**Short problem**:
Print each line exactly as it is given.

— BEGIN Data listing —

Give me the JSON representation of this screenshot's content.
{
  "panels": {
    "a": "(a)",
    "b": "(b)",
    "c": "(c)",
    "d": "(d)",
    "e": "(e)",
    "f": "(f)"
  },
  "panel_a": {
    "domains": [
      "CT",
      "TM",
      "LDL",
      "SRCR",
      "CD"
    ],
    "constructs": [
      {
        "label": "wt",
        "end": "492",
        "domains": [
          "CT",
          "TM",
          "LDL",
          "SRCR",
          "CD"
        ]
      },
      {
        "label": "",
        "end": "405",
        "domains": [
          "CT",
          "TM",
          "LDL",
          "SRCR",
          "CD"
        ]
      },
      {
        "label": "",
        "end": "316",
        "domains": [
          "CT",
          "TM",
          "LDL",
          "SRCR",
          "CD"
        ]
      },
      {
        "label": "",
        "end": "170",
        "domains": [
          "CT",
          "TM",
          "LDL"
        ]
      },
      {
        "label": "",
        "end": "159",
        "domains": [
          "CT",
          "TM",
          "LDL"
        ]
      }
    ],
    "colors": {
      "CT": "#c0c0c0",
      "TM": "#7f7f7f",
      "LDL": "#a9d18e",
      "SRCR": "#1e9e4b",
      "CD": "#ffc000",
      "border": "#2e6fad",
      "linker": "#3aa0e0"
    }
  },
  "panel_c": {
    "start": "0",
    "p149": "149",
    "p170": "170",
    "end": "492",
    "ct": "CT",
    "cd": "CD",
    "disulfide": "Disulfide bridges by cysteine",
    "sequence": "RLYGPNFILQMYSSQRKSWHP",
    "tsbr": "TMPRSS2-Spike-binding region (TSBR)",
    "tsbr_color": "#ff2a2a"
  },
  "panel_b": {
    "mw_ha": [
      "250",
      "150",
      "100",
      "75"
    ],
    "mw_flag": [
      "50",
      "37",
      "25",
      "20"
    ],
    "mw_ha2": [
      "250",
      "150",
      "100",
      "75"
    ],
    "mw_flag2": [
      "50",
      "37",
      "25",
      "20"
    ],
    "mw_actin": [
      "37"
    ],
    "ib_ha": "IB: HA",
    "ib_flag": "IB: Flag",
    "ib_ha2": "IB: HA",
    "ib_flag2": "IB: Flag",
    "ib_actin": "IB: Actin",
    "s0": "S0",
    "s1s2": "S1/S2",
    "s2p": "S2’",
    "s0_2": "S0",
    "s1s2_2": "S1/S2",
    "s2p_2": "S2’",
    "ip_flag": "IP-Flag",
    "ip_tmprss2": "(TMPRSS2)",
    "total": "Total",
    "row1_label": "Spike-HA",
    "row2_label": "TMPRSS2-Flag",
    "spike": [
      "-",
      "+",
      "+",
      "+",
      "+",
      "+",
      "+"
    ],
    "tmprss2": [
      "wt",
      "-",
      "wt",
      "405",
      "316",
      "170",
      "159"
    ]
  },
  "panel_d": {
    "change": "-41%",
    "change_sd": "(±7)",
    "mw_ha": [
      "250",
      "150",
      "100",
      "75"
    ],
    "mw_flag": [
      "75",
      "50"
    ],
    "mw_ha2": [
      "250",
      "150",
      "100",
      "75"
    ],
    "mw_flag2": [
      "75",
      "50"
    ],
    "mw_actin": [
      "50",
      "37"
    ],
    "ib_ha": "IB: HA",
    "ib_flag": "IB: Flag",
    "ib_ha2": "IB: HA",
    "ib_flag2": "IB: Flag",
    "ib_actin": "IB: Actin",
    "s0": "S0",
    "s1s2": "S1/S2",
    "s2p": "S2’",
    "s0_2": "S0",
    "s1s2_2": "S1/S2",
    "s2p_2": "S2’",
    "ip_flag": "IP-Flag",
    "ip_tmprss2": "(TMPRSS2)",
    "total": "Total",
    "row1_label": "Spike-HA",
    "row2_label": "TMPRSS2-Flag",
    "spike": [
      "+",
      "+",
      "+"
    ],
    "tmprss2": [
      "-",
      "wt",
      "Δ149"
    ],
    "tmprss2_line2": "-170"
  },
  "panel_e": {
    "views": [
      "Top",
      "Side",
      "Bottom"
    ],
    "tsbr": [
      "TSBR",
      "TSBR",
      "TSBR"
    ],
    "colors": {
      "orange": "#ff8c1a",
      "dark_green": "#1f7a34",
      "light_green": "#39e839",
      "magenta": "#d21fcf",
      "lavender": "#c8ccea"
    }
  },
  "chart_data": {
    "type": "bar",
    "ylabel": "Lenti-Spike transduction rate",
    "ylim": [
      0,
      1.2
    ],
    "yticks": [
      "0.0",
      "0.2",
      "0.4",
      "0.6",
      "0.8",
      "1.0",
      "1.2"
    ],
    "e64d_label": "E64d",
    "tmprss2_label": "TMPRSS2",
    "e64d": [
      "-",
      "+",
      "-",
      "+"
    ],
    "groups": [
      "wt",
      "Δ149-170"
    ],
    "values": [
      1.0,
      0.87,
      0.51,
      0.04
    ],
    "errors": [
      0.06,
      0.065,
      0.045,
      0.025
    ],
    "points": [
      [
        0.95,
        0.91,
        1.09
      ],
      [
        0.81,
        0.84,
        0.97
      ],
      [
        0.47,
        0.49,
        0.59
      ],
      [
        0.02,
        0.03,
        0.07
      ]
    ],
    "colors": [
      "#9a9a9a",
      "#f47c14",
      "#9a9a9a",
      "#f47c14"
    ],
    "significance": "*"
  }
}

— END Data listing —

**Exercise solution**:
Give me the JSON representation of this screenshot's content.
{
  "panels": {
    "a": "(a)",
    "b": "(b)",
    "c": "(c)",
    "d": "(d)",
    "e": "(e)",
    "f": "(f)"
  },
  "panel_a": {
    "domains": [
      "CT",
      "TM",
      "LDL",
      "SRCR",
      "CD"
    ],
    "constructs": [
      {
        "label": "wt",
        "end": "492",
        "domains": [
          "CT",
          "TM",
          "LDL",
          "SRCR",
          "CD"
        ]
      },
      {
        "label": "",
        "end": "405",
        "domains": [
          "CT",
          "TM",
          "LDL",
          "SRCR",
          "CD"
        ]
      },
      {
        "label": "",
        "end": "316",
        "domains": [
          "CT",
          "TM",
          "LDL",
          "SRCR",
          "CD"
        ]
      },
      {
        "label": "",
        "end": "170",
        "domains": [
          "CT",
          "TM",
          "LDL"
        ]
      },
      {
        "label": "",
        "end": "159",
        "domains": [
          "CT",
          "TM",
          "LDL"
        ]
      }
    ],
    "colors": {
      "CT": "#c0c0c0",
      "TM": "#7f7f7f",
      "LDL": "#a9d18e",
      "SRCR": "#1e9e4b",
      "CD": "#ffc000",
      "border": "#2e6fad",
      "linker": "#3aa0e0"
    }
  },
  "panel_c": {
    "start": "0",
    "p149": "149",
    "p170": "170",
    "end": "492",
    "ct": "CT",
    "cd": "CD",
    "disulfide": "Disulfide bridges by cysteine",
    "sequence": "RLYGPNFILQMYSSQRKSWHP",
    "tsbr": "TMPRSS2-Spike-binding region (TSBR)",
    "tsbr_color": "#ff2a2a"
  },
  "panel_b": {
    "mw_ha": [
      "250",
      "150",
      "100",
      "75"
    ],
    "mw_flag": [
      "50",
      "37",
      "25",
      "20"
    ],
    "mw_ha2": [
      "250",
      "150",
      "100",
      "75"
    ],
    "mw_flag2": [
      "50",
      "37",
      "25",
      "20"
    ],
    "mw_actin": [
      "37"
    ],
    "ib_ha": "IB: HA",
    "ib_flag": "IB: Flag",
    "ib_ha2": "IB: HA",
    "ib_flag2": "IB: Flag",
    "ib_actin": "IB: Actin",
    "s0": "S0",
    "s1s2": "S1/S2",
    "s2p": "S2’",
    "s0_2": "S0",
    "s1s2_2": "S1/S2",
    "s2p_2": "S2’",
    "ip_flag": "IP-Flag",
    "ip_tmprss2": "(TMPRSS2)",
    "total": "Total",
    "row1_label": "Spike-HA",
    "row2_label": "TMPRSS2-Flag",
    "spike": [
      "-",
      "+",
      "+",
      "+",
      "+",
      "+",
      "+"
    ],
    "tmprss2": [
      "wt",
      "-",
      "wt",
      "405",
      "316",
      "170",
      "159"
    ]
  },
  "panel_d": {
    "change": "-41%",
    "change_sd": "(±7)",
    "mw_ha": [
      "250",
      "150",
      "100",
      "75"
    ],
    "mw_flag": [
      "75",
      "50"
    ],
    "mw_ha2": [
      "250",
      "150",
      "100",
      "75"
    ],
    "mw_flag2": [
      "75",
      "50"
    ],
    "mw_actin": [
      "50",
      "37"
    ],
    "ib_ha": "IB: HA",
    "ib_flag": "IB: Flag",
    "ib_ha2": "IB: HA",
    "ib_flag2": "IB: Flag",
    "ib_actin": "IB: Actin",
    "s0": "S0",
    "s1s2": "S1/S2",
    "s2p": "S2’",
    "s0_2": "S0",
    "s1s2_2": "S1/S2",
    "s2p_2": "S2’",
    "ip_flag": "IP-Flag",
    "ip_tmprss2": "(TMPRSS2)",
    "total": "Total",
    "row1_label": "Spike-HA",
    "row2_label": "TMPRSS2-Flag",
    "spike": [
      "+",
      "+",
      "+"
    ],
    "tmprss2": [
      "-",
      "wt",
      "Δ149"
    ],
    "tmprss2_line2": "-170"
  },
  "panel_e": {
    "views": [
      "Top",
      "Side",
      "Bottom"
    ],
    "tsbr": [
      "TSBR",
      "TSBR",
      "TSBR"
    ],
    "colors": {
      "orange": "#ff8c1a",
      "dark_green": "#1f7a34",
      "light_green": "#39e839",
      "magenta": "#d21fcf",
      "lavender": "#c8ccea"
    }
  },
  "chart_data": {
    "type": "bar",
    "ylabel": "Lenti-Spike transduction rate",
    "ylim": [
      0,
      1.2
    ],
    "yticks": [
      "0.0",
      "0.2",
      "0.4",
      "0.6",
      "0.8",
      "1.0",
      "1.2"
    ],
    "e64d_label": "E64d",
    "tmprss2_label": "TMPRSS2",
    "e64d": [
      "-",
      "+",
      "-",
      "+"
    ],
    "groups": [
      "wt",
      "Δ149-170"
    ],
    "values": [
      1.0,
      0.87,
      0.51,
      0.04
    ],
    "errors": [
      0.06,
      0.065,
      0.045,
      0.025
    ],
    "points": [
      [
        0.95,
        0.91,
        1.09
      ],
      [
        0.81,
        0.84,
        0.97
      ],
      [
        0.47,
        0.49,
        0.59
      ],
      [
        0.02,
        0.03,
        0.07
      ]
    ],
    "colors": [
      "#9a9a9a",
      "#f47c14",
      "#9a9a9a",
      "#f47c14"
    ],
    "significance": "*"
  }
}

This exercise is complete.